Data supplied —
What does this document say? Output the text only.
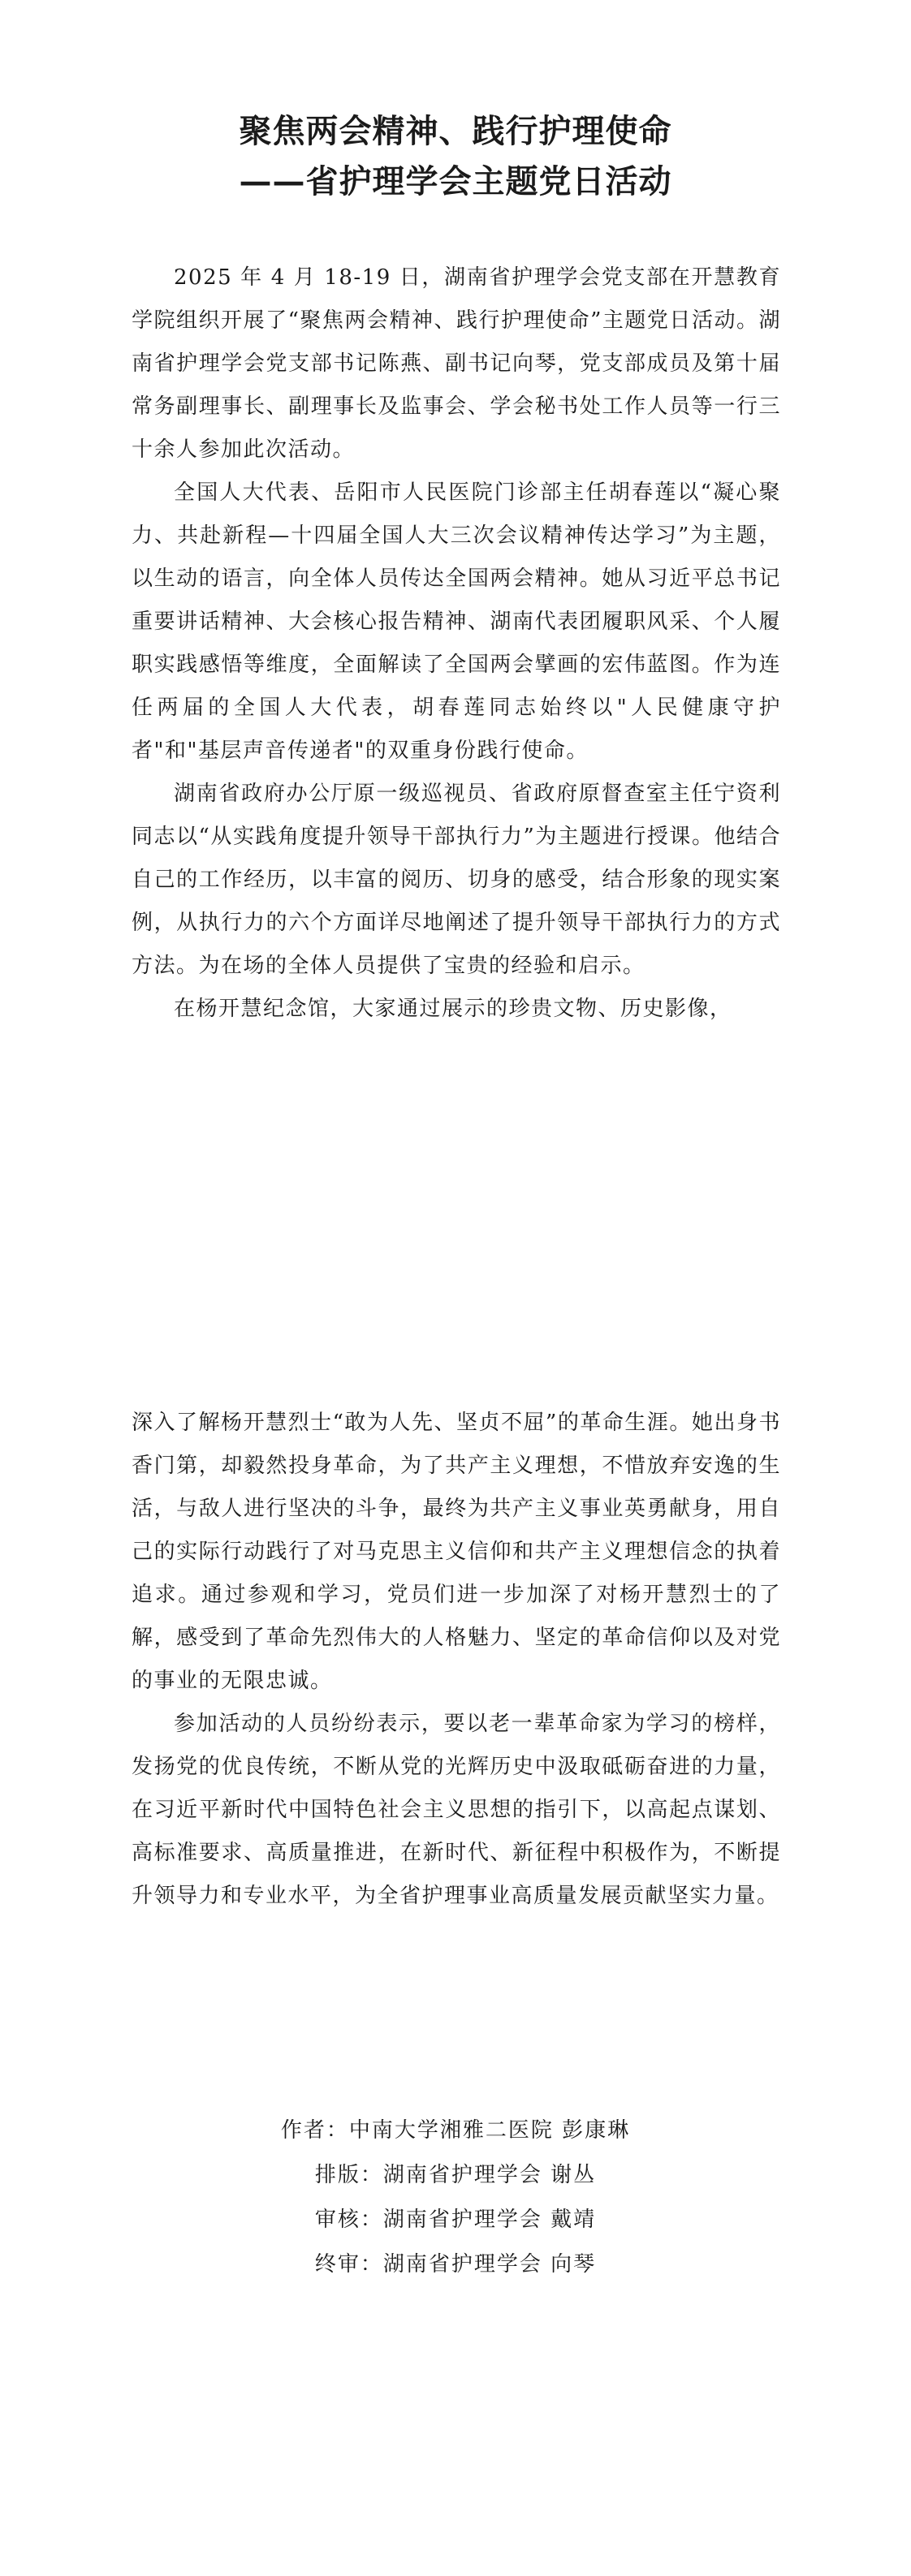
聚焦两会精神、践行护理使命
——省护理学会主题党日活动

2025 年 4 月 18-19 日，湖南省护理学会党支部在开慧教育学院组织开展了“聚焦两会精神、践行护理使命”主题党日活动。湖南省护理学会党支部书记陈燕、副书记向琴，党支部成员及第十届常务副理事长、副理事长及监事会、学会秘书处工作人员等一行三十余人参加此次活动。

全国人大代表、岳阳市人民医院门诊部主任胡春莲以“凝心聚力、共赴新程—十四届全国人大三次会议精神传达学习”为主题，以生动的语言，向全体人员传达全国两会精神。她从习近平总书记重要讲话精神、大会核心报告精神、湖南代表团履职风采、个人履职实践感悟等维度，全面解读了全国两会擘画的宏伟蓝图。作为连任两届的全国人大代表，胡春莲同志始终以"人民健康守护者"和"基层声音传递者"的双重身份践行使命。

湖南省政府办公厅原一级巡视员、省政府原督查室主任宁资利同志以“从实践角度提升领导干部执行力”为主题进行授课。他结合自己的工作经历，以丰富的阅历、切身的感受，结合形象的现实案例，从执行力的六个方面详尽地阐述了提升领导干部执行力的方式方法。为在场的全体人员提供了宝贵的经验和启示。

在杨开慧纪念馆，大家通过展示的珍贵文物、历史影像，

深入了解杨开慧烈士“敢为人先、坚贞不屈”的革命生涯。她出身书香门第，却毅然投身革命，为了共产主义理想，不惜放弃安逸的生活，与敌人进行坚决的斗争，最终为共产主义事业英勇献身，用自己的实际行动践行了对马克思主义信仰和共产主义理想信念的执着追求。通过参观和学习，党员们进一步加深了对杨开慧烈士的了解，感受到了革命先烈伟大的人格魅力、坚定的革命信仰以及对党的事业的无限忠诚。

参加活动的人员纷纷表示，要以老一辈革命家为学习的榜样，发扬党的优良传统，不断从党的光辉历史中汲取砥砺奋进的力量，在习近平新时代中国特色社会主义思想的指引下，以高起点谋划、高标准要求、高质量推进，在新时代、新征程中积极作为，不断提升领导力和专业水平，为全省护理事业高质量发展贡献坚实力量。

作者：中南大学湘雅二医院 彭康琳
排版：湖南省护理学会 谢丛
审核：湖南省护理学会 戴靖
终审：湖南省护理学会 向琴
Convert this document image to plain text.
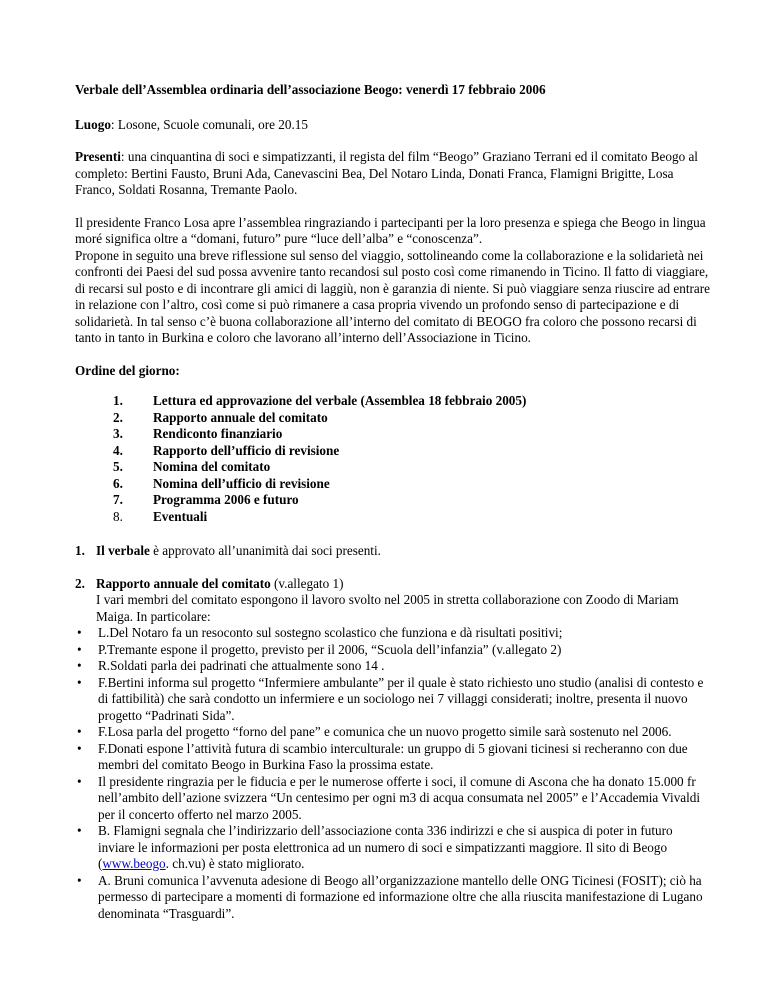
Verbale dell’Assemblea ordinaria dell’associazione Beogo: venerdì 17 febbraio 2006

Luogo: Losone, Scuole comunali, ore 20.15

Presenti: una cinquantina di soci e simpatizzanti, il regista del film “Beogo” Graziano Terrani ed il comitato Beogo al completo: Bertini Fausto, Bruni Ada, Canevascini Bea, Del Notaro Linda, Donati Franca, Flamigni Brigitte, Losa Franco, Soldati Rosanna, Tremante Paolo.

Il presidente Franco Losa apre l’assemblea ringraziando i partecipanti per la loro presenza e spiega che Beogo in lingua moré significa oltre a “domani, futuro” pure “luce dell’alba” e “conoscenza”.

Propone in seguito una breve riflessione sul senso del viaggio, sottolineando come la collaborazione e la solidarietà nei confronti dei Paesi del sud possa avvenire tanto recandosi sul posto così come rimanendo in Ticino. Il fatto di viaggiare, di recarsi sul posto e di incontrare gli amici di laggiù, non è garanzia di niente. Si può viaggiare senza riuscire ad entrare in relazione con l’altro, così come si può rimanere a casa propria vivendo un profondo senso di partecipazione e di solidarietà. In tal senso c’è buona collaborazione all’interno del comitato di BEOGO fra coloro che possono recarsi di tanto in tanto in Burkina e coloro che lavorano all’interno dell’Associazione in Ticino.

Ordine del giorno:

1.	Lettura ed approvazione del verbale (Assemblea 18 febbraio 2005)
2.	Rapporto annuale del comitato
3.	Rendiconto finanziario
4.	Rapporto dell’ufficio di revisione
5.	Nomina del comitato
6.	Nomina dell’ufficio di revisione
7.	Programma 2006 e futuro
8.	Eventuali
1. Il verbale è approvato all’unanimità dai soci presenti.
2. Rapporto annuale del comitato (v.allegato 1)

I vari membri del comitato espongono il lavoro svolto nel 2005 in stretta collaborazione con Zoodo di Mariam Maiga. In particolare:

•	L.Del Notaro fa un resoconto sul sostegno scolastico che funziona e dà risultati positivi;
•	P.Tremante espone il progetto, previsto per il 2006, “Scuola dell’infanzia” (v.allegato 2)
•	R.Soldati parla dei padrinati che attualmente sono 14 .
•	F.Bertini informa sul progetto “Infermiere ambulante” per il quale è stato richiesto uno studio (analisi di contesto e di fattibilità) che sarà condotto un infermiere e un sociologo nei 7 villaggi considerati; inoltre, presenta il nuovo progetto “Padrinati Sida”.
•	F.Losa parla del progetto “forno del pane” e comunica che un nuovo progetto simile sarà sostenuto nel 2006.
•	F.Donati espone l’attività futura di scambio interculturale: un gruppo di 5 giovani ticinesi si recheranno con due membri del comitato Beogo in Burkina Faso la prossima estate.
•	Il presidente ringrazia per le fiducia e per le numerose offerte i soci, il comune di Ascona che ha donato 15.000 fr nell’ambito dell’azione svizzera “Un centesimo per ogni m3 di acqua consumata nel 2005” e l’Accademia Vivaldi per il concerto offerto nel marzo 2005.
•	B. Flamigni segnala che l’indirizzario dell’associazione conta 336 indirizzi e che si auspica di poter in futuro inviare le informazioni per posta elettronica ad un numero di soci e simpatizzanti maggiore. Il sito di Beogo (www.beogo. ch.vu) è stato migliorato.
•	A. Bruni comunica l’avvenuta adesione di Beogo all’organizzazione mantello delle ONG Ticinesi (FOSIT); ciò ha permesso di partecipare a momenti di formazione ed informazione oltre che alla riuscita manifestazione di Lugano denominata “Trasguardi”.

Objective — Quote the records above exactly, leaving out any pictures.

Output —
What does this document say? Output the text only.
聚焦两会精神、践行护理使命
——省护理学会主题党日活动

2025 年 4 月 18-19 日，湖南省护理学会党支部在开慧教育学院组织开展了“聚焦两会精神、践行护理使命”主题党日活动。湖南省护理学会党支部书记陈燕、副书记向琴，党支部成员及第十届常务副理事长、副理事长及监事会、学会秘书处工作人员等一行三十余人参加此次活动。

全国人大代表、岳阳市人民医院门诊部主任胡春莲以“凝心聚力、共赴新程—十四届全国人大三次会议精神传达学习”为主题，以生动的语言，向全体人员传达全国两会精神。她从习近平总书记重要讲话精神、大会核心报告精神、湖南代表团履职风采、个人履职实践感悟等维度，全面解读了全国两会擘画的宏伟蓝图。作为连任两届的全国人大代表，胡春莲同志始终以"人民健康守护者"和"基层声音传递者"的双重身份践行使命。

湖南省政府办公厅原一级巡视员、省政府原督查室主任宁资利同志以“从实践角度提升领导干部执行力”为主题进行授课。他结合自己的工作经历，以丰富的阅历、切身的感受，结合形象的现实案例，从执行力的六个方面详尽地阐述了提升领导干部执行力的方式方法。为在场的全体人员提供了宝贵的经验和启示。

在杨开慧纪念馆，大家通过展示的珍贵文物、历史影像，

深入了解杨开慧烈士“敢为人先、坚贞不屈”的革命生涯。她出身书香门第，却毅然投身革命，为了共产主义理想，不惜放弃安逸的生活，与敌人进行坚决的斗争，最终为共产主义事业英勇献身，用自己的实际行动践行了对马克思主义信仰和共产主义理想信念的执着追求。通过参观和学习，党员们进一步加深了对杨开慧烈士的了解，感受到了革命先烈伟大的人格魅力、坚定的革命信仰以及对党的事业的无限忠诚。

参加活动的人员纷纷表示，要以老一辈革命家为学习的榜样，发扬党的优良传统，不断从党的光辉历史中汲取砥砺奋进的力量，在习近平新时代中国特色社会主义思想的指引下，以高起点谋划、高标准要求、高质量推进，在新时代、新征程中积极作为，不断提升领导力和专业水平，为全省护理事业高质量发展贡献坚实力量。

作者：中南大学湘雅二医院 彭康琳
排版：湖南省护理学会 谢丛
审核：湖南省护理学会 戴靖
终审：湖南省护理学会 向琴
Convert this document image to plain text.
Verbale dell’Assemblea ordinaria dell’associazione Beogo: venerdì 17 febbraio 2006

Luogo: Losone, Scuole comunali, ore 20.15

Presenti: una cinquantina di soci e simpatizzanti, il regista del film “Beogo” Graziano Terrani ed il comitato Beogo al completo: Bertini Fausto, Bruni Ada, Canevascini Bea, Del Notaro Linda, Donati Franca, Flamigni Brigitte, Losa Franco, Soldati Rosanna, Tremante Paolo.

Il presidente Franco Losa apre l’assemblea ringraziando i partecipanti per la loro presenza e spiega che Beogo in lingua moré significa oltre a “domani, futuro” pure “luce dell’alba” e “conoscenza”.

Propone in seguito una breve riflessione sul senso del viaggio, sottolineando come la collaborazione e la solidarietà nei confronti dei Paesi del sud possa avvenire tanto recandosi sul posto così come rimanendo in Ticino. Il fatto di viaggiare, di recarsi sul posto e di incontrare gli amici di laggiù, non è garanzia di niente. Si può viaggiare senza riuscire ad entrare in relazione con l’altro, così come si può rimanere a casa propria vivendo un profondo senso di partecipazione e di solidarietà. In tal senso c’è buona collaborazione all’interno del comitato di BEOGO fra coloro che possono recarsi di tanto in tanto in Burkina e coloro che lavorano all’interno dell’Associazione in Ticino.

Ordine del giorno:

1.	Lettura ed approvazione del verbale (Assemblea 18 febbraio 2005)
2.	Rapporto annuale del comitato
3.	Rendiconto finanziario
4.	Rapporto dell’ufficio di revisione
5.	Nomina del comitato
6.	Nomina dell’ufficio di revisione
7.	Programma 2006 e futuro
8.	Eventuali
1. Il verbale è approvato all’unanimità dai soci presenti.
2. Rapporto annuale del comitato (v.allegato 1)

I vari membri del comitato espongono il lavoro svolto nel 2005 in stretta collaborazione con Zoodo di Mariam Maiga. In particolare:

•	L.Del Notaro fa un resoconto sul sostegno scolastico che funziona e dà risultati positivi;
•	P.Tremante espone il progetto, previsto per il 2006, “Scuola dell’infanzia” (v.allegato 2)
•	R.Soldati parla dei padrinati che attualmente sono 14 .
•	F.Bertini informa sul progetto “Infermiere ambulante” per il quale è stato richiesto uno studio (analisi di contesto e di fattibilità) che sarà condotto un infermiere e un sociologo nei 7 villaggi considerati; inoltre, presenta il nuovo progetto “Padrinati Sida”.
•	F.Losa parla del progetto “forno del pane” e comunica che un nuovo progetto simile sarà sostenuto nel 2006.
•	F.Donati espone l’attività futura di scambio interculturale: un gruppo di 5 giovani ticinesi si recheranno con due membri del comitato Beogo in Burkina Faso la prossima estate.
•	Il presidente ringrazia per le fiducia e per le numerose offerte i soci, il comune di Ascona che ha donato 15.000 fr nell’ambito dell’azione svizzera “Un centesimo per ogni m3 di acqua consumata nel 2005” e l’Accademia Vivaldi per il concerto offerto nel marzo 2005.
•	B. Flamigni segnala che l’indirizzario dell’associazione conta 336 indirizzi e che si auspica di poter in futuro inviare le informazioni per posta elettronica ad un numero di soci e simpatizzanti maggiore. Il sito di Beogo (www.beogo. ch.vu) è stato migliorato.
•	A. Bruni comunica l’avvenuta adesione di Beogo all’organizzazione mantello delle ONG Ticinesi (FOSIT); ciò ha permesso di partecipare a momenti di formazione ed informazione oltre che alla riuscita manifestazione di Lugano denominata “Trasguardi”.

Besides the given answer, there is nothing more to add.